- Stated goal -
Emit the data below verbatim, stripping out any pictures.

- Task material -
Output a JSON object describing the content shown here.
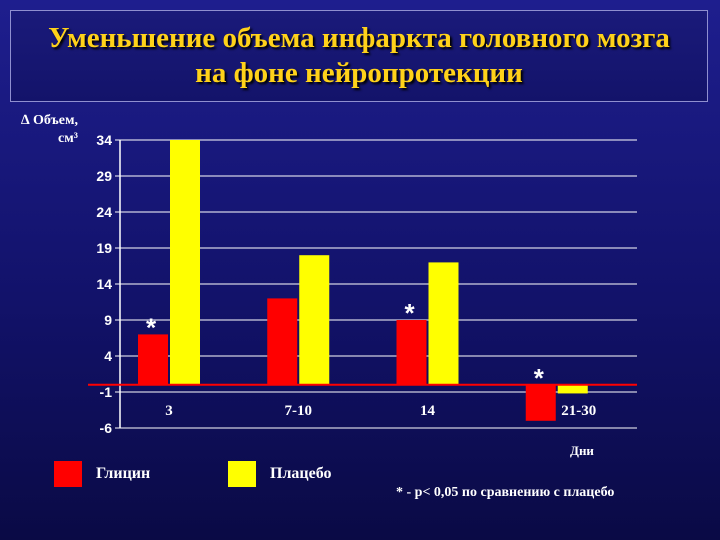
{
  "title": "Уменьшение объема инфаркта головного мозга на фоне нейропротекции",
  "colors": {
    "glycine": "#ff0000",
    "placebo": "#ffff00",
    "axis": "#ffffff",
    "grid": "#ffffff",
    "zero_line": "#ff0000"
  },
  "chart_data": {
    "type": "bar",
    "ylabel": "∆ Объем, см³",
    "xlabel": "Дни",
    "categories": [
      "3",
      "7-10",
      "14",
      "21-30"
    ],
    "yticks": [
      34,
      29,
      24,
      19,
      14,
      9,
      4,
      -1,
      -6
    ],
    "ylim": [
      -6,
      34
    ],
    "grid": true,
    "legend_position": "bottom-left",
    "series": [
      {
        "name": "Глицин",
        "color": "#ff0000",
        "values": [
          7,
          12,
          9,
          -5
        ],
        "significant": [
          true,
          false,
          true,
          true
        ]
      },
      {
        "name": "Плацебо",
        "color": "#ffff00",
        "values": [
          34,
          18,
          17,
          -1.2
        ]
      }
    ],
    "significance_marker": "*",
    "footnote": "* - р< 0,05 по сравнению с плацебо"
  }
}
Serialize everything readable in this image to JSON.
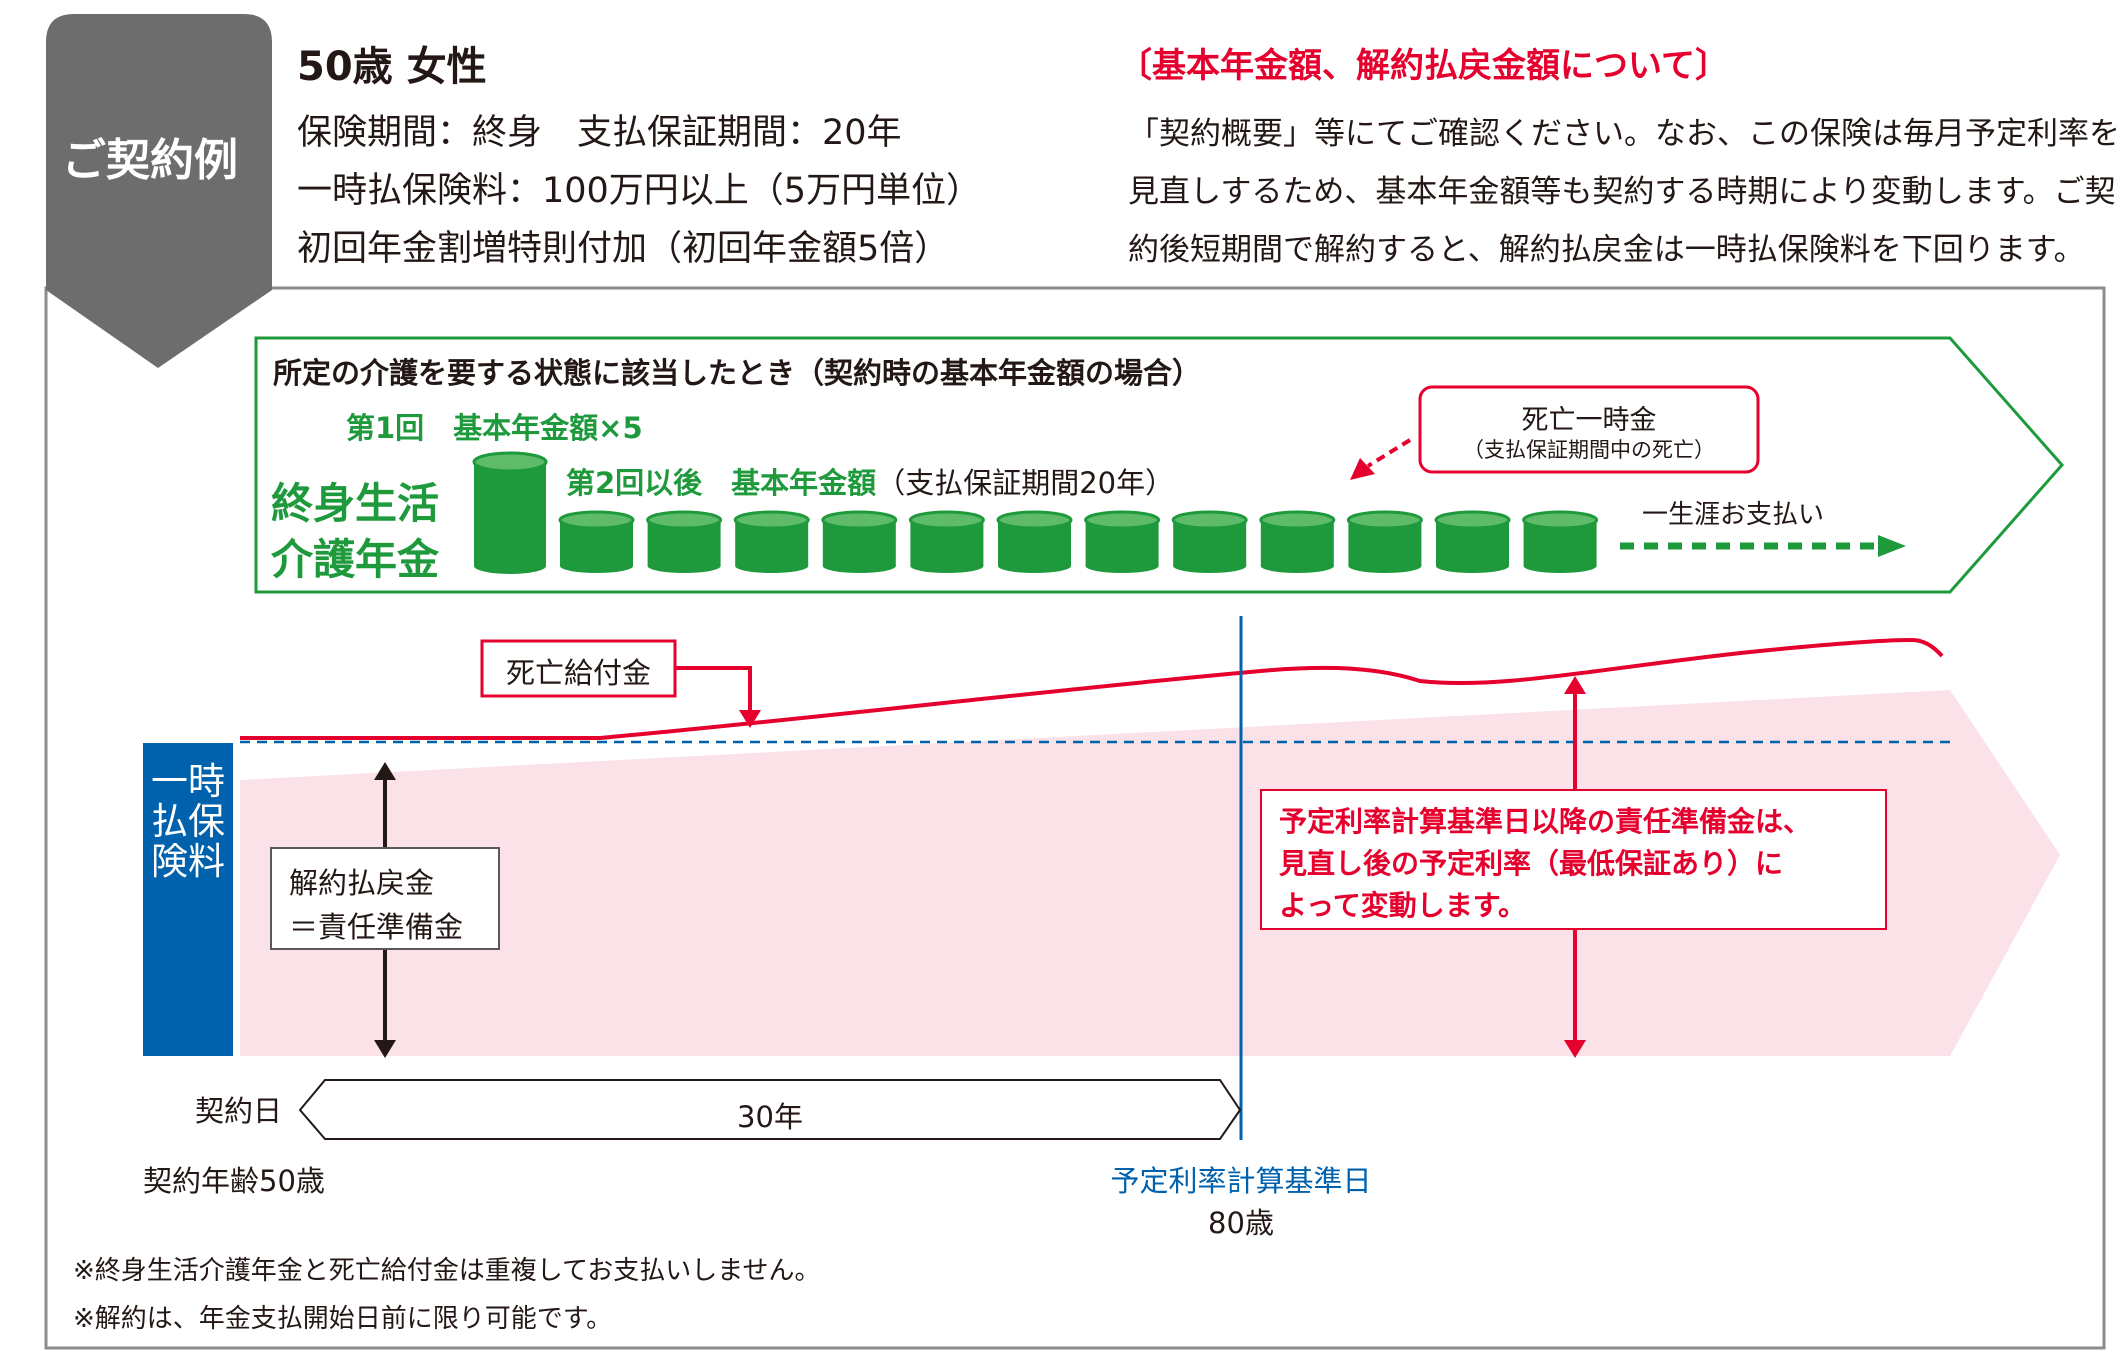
{
  "colors": {
    "accent_red": "#e5002d",
    "green": "#1e9a3c",
    "blue": "#0061ad",
    "pink_area": "#fbe2e8",
    "gray_tab": "#6d6d6d",
    "text": "#231815"
  },
  "header": {
    "tab_label": "ご契約例",
    "profile_title": "50歳 女性",
    "lines": [
      "保険期間：終身　支払保証期間：20年",
      "一時払保険料：100万円以上（5万円単位）",
      "初回年金割増特則付加（初回年金額5倍）"
    ]
  },
  "notice": {
    "title": "〔基本年金額、解約払戻金額について〕",
    "lines": [
      "「契約概要」等にてご確認ください。なお、この保険は毎月予定利率を",
      "見直しするため、基本年金額等も契約する時期により変動します。ご契",
      "約後短期間で解約すると、解約払戻金は一時払保険料を下回ります。"
    ]
  },
  "annuity_box": {
    "title": "所定の介護を要する状態に該当したとき（契約時の基本年金額の場合）",
    "first_payment": "第1回　基本年金額×5",
    "product_name_line1": "終身生活",
    "product_name_line2": "介護年金",
    "second_payment_green": "第2回以後　基本年金額",
    "second_payment_dark": "（支払保証期間20年）",
    "death_lump_title": "死亡一時金",
    "death_lump_sub": "（支払保証期間中の死亡）",
    "lifetime_label": "一生涯お支払い",
    "coin_count_after_first": 12
  },
  "diagram": {
    "death_benefit_label": "死亡給付金",
    "premium_label": "一時払保険料",
    "surrender_label_line1": "解約払戻金",
    "surrender_label_line2": "＝責任準備金",
    "rate_note_lines": [
      "予定利率計算基準日以降の責任準備金は、",
      "見直し後の予定利率（最低保証あり）に",
      "よって変動します。"
    ]
  },
  "timeline": {
    "start_label": "契約日",
    "duration_label": "30年",
    "start_age": "契約年齢50歳",
    "base_date_label": "予定利率計算基準日",
    "base_date_age": "80歳"
  },
  "footnotes": [
    "※終身生活介護年金と死亡給付金は重複してお支払いしません。",
    "※解約は、年金支払開始日前に限り可能です。"
  ]
}
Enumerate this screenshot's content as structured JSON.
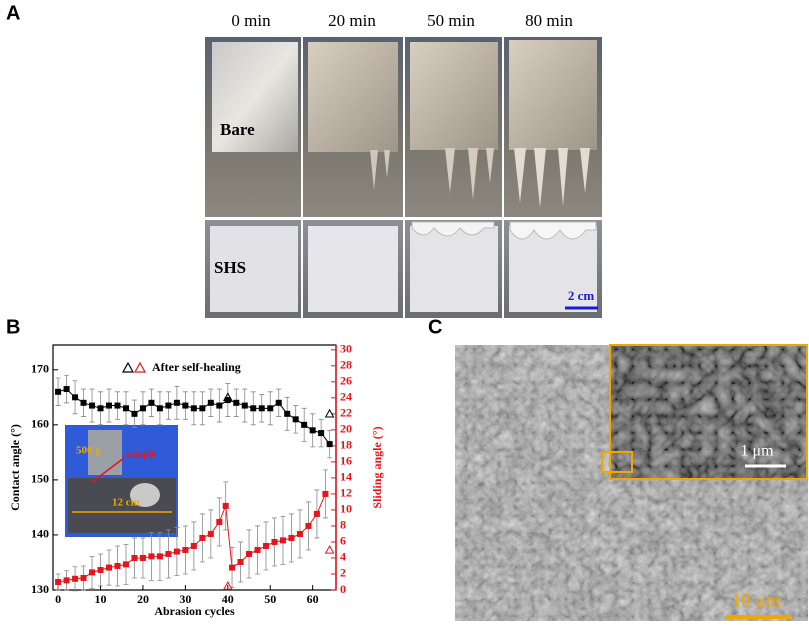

- Answer to this exercise -
Output a JSON object describing the content shown here.
{
  "title": "Уменьшение объема инфаркта головного мозга на фоне нейропротекции",
  "colors": {
    "glycine": "#ff0000",
    "placebo": "#ffff00",
    "axis": "#ffffff",
    "grid": "#ffffff",
    "zero_line": "#ff0000"
  },
  "chart_data": {
    "type": "bar",
    "ylabel": "∆ Объем, см³",
    "xlabel": "Дни",
    "categories": [
      "3",
      "7-10",
      "14",
      "21-30"
    ],
    "yticks": [
      34,
      29,
      24,
      19,
      14,
      9,
      4,
      -1,
      -6
    ],
    "ylim": [
      -6,
      34
    ],
    "grid": true,
    "legend_position": "bottom-left",
    "series": [
      {
        "name": "Глицин",
        "color": "#ff0000",
        "values": [
          7,
          12,
          9,
          -5
        ],
        "significant": [
          true,
          false,
          true,
          true
        ]
      },
      {
        "name": "Плацебо",
        "color": "#ffff00",
        "values": [
          34,
          18,
          17,
          -1.2
        ]
      }
    ],
    "significance_marker": "*",
    "footnote": "* - р< 0,05 по сравнению с плацебо"
  }
}
Serialize everything readable in this image to JSON.
{
  "colors": {
    "accent_red": "#e5002d",
    "green": "#1e9a3c",
    "blue": "#0061ad",
    "pink_area": "#fbe2e8",
    "gray_tab": "#6d6d6d",
    "text": "#231815"
  },
  "header": {
    "tab_label": "ご契約例",
    "profile_title": "50歳 女性",
    "lines": [
      "保険期間：終身　支払保証期間：20年",
      "一時払保険料：100万円以上（5万円単位）",
      "初回年金割増特則付加（初回年金額5倍）"
    ]
  },
  "notice": {
    "title": "〔基本年金額、解約払戻金額について〕",
    "lines": [
      "「契約概要」等にてご確認ください。なお、この保険は毎月予定利率を",
      "見直しするため、基本年金額等も契約する時期により変動します。ご契",
      "約後短期間で解約すると、解約払戻金は一時払保険料を下回ります。"
    ]
  },
  "annuity_box": {
    "title": "所定の介護を要する状態に該当したとき（契約時の基本年金額の場合）",
    "first_payment": "第1回　基本年金額×5",
    "product_name_line1": "終身生活",
    "product_name_line2": "介護年金",
    "second_payment_green": "第2回以後　基本年金額",
    "second_payment_dark": "（支払保証期間20年）",
    "death_lump_title": "死亡一時金",
    "death_lump_sub": "（支払保証期間中の死亡）",
    "lifetime_label": "一生涯お支払い",
    "coin_count_after_first": 12
  },
  "diagram": {
    "death_benefit_label": "死亡給付金",
    "premium_label": "一時払保険料",
    "surrender_label_line1": "解約払戻金",
    "surrender_label_line2": "＝責任準備金",
    "rate_note_lines": [
      "予定利率計算基準日以降の責任準備金は、",
      "見直し後の予定利率（最低保証あり）に",
      "よって変動します。"
    ]
  },
  "timeline": {
    "start_label": "契約日",
    "duration_label": "30年",
    "start_age": "契約年齢50歳",
    "base_date_label": "予定利率計算基準日",
    "base_date_age": "80歳"
  },
  "footnotes": [
    "※終身生活介護年金と死亡給付金は重複してお支払いしません。",
    "※解約は、年金支払開始日前に限り可能です。"
  ]
}
Enumerate this screenshot's content as structured JSON.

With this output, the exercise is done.